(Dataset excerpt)
+---+

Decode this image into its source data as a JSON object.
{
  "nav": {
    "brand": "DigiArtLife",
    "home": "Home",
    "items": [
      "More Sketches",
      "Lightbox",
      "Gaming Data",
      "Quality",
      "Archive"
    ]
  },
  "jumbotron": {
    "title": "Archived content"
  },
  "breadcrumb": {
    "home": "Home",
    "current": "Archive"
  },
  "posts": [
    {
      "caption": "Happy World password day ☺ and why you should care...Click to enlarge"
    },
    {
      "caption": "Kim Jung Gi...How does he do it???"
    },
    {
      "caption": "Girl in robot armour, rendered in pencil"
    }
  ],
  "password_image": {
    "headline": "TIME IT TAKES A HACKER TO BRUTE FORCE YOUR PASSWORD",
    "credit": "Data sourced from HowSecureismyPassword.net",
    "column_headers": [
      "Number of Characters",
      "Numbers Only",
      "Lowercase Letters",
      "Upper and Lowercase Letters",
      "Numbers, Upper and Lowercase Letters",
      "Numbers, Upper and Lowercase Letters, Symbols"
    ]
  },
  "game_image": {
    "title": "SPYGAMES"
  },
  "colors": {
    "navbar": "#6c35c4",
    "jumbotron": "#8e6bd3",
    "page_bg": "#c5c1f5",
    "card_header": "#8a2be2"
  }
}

+---+

*To do*: Restate all of the entries exactly, please.

*Reply*:
Decode this image into its source data as a JSON object.
{
  "nav": {
    "brand": "DigiArtLife",
    "home": "Home",
    "items": [
      "More Sketches",
      "Lightbox",
      "Gaming Data",
      "Quality",
      "Archive"
    ]
  },
  "jumbotron": {
    "title": "Archived content"
  },
  "breadcrumb": {
    "home": "Home",
    "current": "Archive"
  },
  "posts": [
    {
      "caption": "Happy World password day ☺ and why you should care...Click to enlarge"
    },
    {
      "caption": "Kim Jung Gi...How does he do it???"
    },
    {
      "caption": "Girl in robot armour, rendered in pencil"
    }
  ],
  "password_image": {
    "headline": "TIME IT TAKES A HACKER TO BRUTE FORCE YOUR PASSWORD",
    "credit": "Data sourced from HowSecureismyPassword.net",
    "column_headers": [
      "Number of Characters",
      "Numbers Only",
      "Lowercase Letters",
      "Upper and Lowercase Letters",
      "Numbers, Upper and Lowercase Letters",
      "Numbers, Upper and Lowercase Letters, Symbols"
    ]
  },
  "game_image": {
    "title": "SPYGAMES"
  },
  "colors": {
    "navbar": "#6c35c4",
    "jumbotron": "#8e6bd3",
    "page_bg": "#c5c1f5",
    "card_header": "#8a2be2"
  }
}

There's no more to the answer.